- _PROBLEM_
Convert the entries, from their first line through the line containing "- handle[interactable]: @sercan_ustunel: [159, 126, 292, 146]", into a JSON list of strings with one string per line and no blank lines.

═══ DATA TO USE

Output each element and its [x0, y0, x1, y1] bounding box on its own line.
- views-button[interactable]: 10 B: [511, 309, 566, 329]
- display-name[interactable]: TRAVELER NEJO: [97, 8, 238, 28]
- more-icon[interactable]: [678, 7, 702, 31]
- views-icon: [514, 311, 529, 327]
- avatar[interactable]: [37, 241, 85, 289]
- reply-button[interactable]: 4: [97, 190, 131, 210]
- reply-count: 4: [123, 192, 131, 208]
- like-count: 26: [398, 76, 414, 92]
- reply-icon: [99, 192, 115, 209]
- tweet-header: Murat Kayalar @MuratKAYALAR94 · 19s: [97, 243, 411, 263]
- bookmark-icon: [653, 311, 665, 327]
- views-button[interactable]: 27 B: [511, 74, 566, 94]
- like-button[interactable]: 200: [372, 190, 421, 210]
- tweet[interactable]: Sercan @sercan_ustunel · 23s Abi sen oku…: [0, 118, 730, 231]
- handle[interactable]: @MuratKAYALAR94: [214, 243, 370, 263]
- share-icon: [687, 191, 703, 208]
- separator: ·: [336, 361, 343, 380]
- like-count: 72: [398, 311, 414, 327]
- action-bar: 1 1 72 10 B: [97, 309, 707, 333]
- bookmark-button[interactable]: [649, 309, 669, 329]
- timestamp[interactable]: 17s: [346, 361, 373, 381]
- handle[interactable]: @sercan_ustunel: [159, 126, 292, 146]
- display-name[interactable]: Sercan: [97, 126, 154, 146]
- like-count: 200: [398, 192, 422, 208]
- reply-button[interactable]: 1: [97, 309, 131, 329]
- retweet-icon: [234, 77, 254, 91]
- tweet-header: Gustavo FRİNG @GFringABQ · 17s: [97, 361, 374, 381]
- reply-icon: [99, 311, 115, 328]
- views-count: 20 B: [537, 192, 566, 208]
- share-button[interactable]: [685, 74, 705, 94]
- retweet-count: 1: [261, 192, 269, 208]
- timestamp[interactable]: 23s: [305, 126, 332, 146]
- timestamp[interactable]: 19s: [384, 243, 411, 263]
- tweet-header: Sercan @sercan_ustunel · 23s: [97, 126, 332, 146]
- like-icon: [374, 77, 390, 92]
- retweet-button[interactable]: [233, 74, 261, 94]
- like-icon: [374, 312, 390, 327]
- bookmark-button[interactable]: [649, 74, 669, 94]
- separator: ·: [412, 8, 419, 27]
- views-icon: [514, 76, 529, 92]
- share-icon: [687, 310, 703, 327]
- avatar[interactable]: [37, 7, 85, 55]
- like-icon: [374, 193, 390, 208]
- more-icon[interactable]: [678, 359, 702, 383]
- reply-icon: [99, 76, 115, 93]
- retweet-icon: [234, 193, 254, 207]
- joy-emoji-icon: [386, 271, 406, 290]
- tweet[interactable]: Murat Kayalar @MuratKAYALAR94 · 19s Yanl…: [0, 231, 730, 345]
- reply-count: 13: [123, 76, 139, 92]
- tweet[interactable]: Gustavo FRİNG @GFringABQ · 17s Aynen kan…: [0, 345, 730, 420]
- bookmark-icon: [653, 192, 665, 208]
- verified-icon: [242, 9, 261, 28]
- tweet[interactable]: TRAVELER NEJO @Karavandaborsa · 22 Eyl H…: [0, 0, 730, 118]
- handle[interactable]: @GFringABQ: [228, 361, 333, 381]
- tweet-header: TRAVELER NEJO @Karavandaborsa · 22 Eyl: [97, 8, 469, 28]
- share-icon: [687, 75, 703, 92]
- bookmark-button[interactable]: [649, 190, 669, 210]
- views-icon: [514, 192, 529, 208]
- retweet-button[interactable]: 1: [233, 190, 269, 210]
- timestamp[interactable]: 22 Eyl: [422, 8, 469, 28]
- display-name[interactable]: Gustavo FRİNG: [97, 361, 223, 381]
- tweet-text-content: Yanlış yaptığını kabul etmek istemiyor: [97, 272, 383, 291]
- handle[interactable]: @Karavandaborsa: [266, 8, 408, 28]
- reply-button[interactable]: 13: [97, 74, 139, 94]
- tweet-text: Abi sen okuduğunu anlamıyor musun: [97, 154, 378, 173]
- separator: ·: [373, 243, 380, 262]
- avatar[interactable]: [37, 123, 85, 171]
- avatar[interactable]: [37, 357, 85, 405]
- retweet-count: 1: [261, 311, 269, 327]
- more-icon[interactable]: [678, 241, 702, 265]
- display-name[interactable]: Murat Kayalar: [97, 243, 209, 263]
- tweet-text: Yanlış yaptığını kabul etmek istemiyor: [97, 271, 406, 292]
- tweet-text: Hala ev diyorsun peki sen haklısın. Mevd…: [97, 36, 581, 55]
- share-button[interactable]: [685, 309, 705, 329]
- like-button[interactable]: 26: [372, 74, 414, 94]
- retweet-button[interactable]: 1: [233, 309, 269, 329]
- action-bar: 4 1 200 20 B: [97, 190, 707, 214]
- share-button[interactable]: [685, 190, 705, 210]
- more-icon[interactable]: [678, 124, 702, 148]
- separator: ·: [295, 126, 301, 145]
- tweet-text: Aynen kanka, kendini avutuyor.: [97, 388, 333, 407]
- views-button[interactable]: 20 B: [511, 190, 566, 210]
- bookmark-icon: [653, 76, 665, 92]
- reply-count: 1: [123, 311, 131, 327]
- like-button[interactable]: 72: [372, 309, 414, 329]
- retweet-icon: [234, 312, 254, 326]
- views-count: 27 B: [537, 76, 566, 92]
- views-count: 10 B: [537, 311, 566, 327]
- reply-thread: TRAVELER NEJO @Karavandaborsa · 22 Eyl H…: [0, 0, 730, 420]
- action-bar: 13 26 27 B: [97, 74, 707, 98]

══════

- _SOLUTION FOR THIS TASK_
[
  "Output each element and its [x0, y0, x1, y1] bounding box on its own line.",
  "- views-button[interactable]: 10 B: [511, 309, 566, 329]",
  "- display-name[interactable]: TRAVELER NEJO: [97, 8, 238, 28]",
  "- more-icon[interactable]: [678, 7, 702, 31]",
  "- views-icon: [514, 311, 529, 327]",
  "- avatar[interactable]: [37, 241, 85, 289]",
  "- reply-button[interactable]: 4: [97, 190, 131, 210]",
  "- reply-count: 4: [123, 192, 131, 208]",
  "- like-count: 26: [398, 76, 414, 92]",
  "- reply-icon: [99, 192, 115, 209]",
  "- tweet-header: Murat Kayalar @MuratKAYALAR94 · 19s: [97, 243, 411, 263]",
  "- bookmark-icon: [653, 311, 665, 327]",
  "- views-button[interactable]: 27 B: [511, 74, 566, 94]",
  "- like-button[interactable]: 200: [372, 190, 421, 210]",
  "- tweet[interactable]: Sercan @sercan_ustunel · 23s Abi sen oku…: [0, 118, 730, 231]",
  "- handle[interactable]: @MuratKAYALAR94: [214, 243, 370, 263]",
  "- share-icon: [687, 191, 703, 208]",
  "- separator: ·: [336, 361, 343, 380]",
  "- like-count: 72: [398, 311, 414, 327]",
  "- action-bar: 1 1 72 10 B: [97, 309, 707, 333]",
  "- bookmark-button[interactable]: [649, 309, 669, 329]",
  "- timestamp[interactable]: 17s: [346, 361, 373, 381]",
  "- handle[interactable]: @sercan_ustunel: [159, 126, 292, 146]"
]